# start of Stored rows

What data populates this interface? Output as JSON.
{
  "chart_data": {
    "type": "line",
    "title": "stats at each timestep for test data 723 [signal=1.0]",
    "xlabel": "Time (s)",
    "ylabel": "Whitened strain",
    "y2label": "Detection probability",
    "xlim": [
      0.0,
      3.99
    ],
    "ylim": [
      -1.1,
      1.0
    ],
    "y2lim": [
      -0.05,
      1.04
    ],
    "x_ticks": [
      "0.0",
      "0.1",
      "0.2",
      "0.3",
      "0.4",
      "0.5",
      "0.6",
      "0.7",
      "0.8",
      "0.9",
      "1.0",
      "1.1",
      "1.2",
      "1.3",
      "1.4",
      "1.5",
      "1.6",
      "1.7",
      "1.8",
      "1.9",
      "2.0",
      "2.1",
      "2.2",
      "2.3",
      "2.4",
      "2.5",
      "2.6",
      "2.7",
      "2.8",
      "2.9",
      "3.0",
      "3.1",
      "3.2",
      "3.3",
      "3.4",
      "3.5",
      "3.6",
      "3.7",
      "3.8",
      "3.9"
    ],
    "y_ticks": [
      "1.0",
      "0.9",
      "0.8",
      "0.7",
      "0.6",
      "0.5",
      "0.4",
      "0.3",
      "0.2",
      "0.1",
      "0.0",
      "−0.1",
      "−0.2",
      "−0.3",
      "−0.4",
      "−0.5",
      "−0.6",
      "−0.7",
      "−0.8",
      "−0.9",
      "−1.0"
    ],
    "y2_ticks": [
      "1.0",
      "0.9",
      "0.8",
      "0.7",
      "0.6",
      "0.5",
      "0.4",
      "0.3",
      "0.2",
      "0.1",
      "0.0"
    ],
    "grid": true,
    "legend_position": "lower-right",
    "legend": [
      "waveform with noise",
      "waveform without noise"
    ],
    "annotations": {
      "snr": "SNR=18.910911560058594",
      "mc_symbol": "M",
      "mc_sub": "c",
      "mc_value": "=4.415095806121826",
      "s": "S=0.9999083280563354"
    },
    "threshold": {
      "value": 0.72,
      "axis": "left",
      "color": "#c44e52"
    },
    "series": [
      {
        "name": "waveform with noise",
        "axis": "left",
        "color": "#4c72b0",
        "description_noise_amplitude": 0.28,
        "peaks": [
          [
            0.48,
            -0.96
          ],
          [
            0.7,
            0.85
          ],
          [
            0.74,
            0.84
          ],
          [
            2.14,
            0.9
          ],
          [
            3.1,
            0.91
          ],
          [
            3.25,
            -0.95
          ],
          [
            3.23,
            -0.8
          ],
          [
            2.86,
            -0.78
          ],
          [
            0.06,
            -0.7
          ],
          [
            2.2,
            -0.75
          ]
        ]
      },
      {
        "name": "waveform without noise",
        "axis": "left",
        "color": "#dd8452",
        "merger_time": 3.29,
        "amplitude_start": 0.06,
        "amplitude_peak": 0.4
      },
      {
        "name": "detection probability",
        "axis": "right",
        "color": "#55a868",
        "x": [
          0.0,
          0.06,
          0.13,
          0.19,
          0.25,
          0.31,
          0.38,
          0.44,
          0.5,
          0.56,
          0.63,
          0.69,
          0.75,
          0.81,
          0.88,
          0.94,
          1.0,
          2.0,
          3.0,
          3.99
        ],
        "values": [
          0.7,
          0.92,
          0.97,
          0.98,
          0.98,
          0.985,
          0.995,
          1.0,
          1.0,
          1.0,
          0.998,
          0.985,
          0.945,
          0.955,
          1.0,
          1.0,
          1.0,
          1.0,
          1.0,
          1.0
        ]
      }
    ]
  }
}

# end of Stored rows

» Set exercise:
Locate the word "name" in the records and collect each line it appears in.

» Exercise response:
        "name": "waveform with noise",
        "name": "waveform without noise",
        "name": "detection probability",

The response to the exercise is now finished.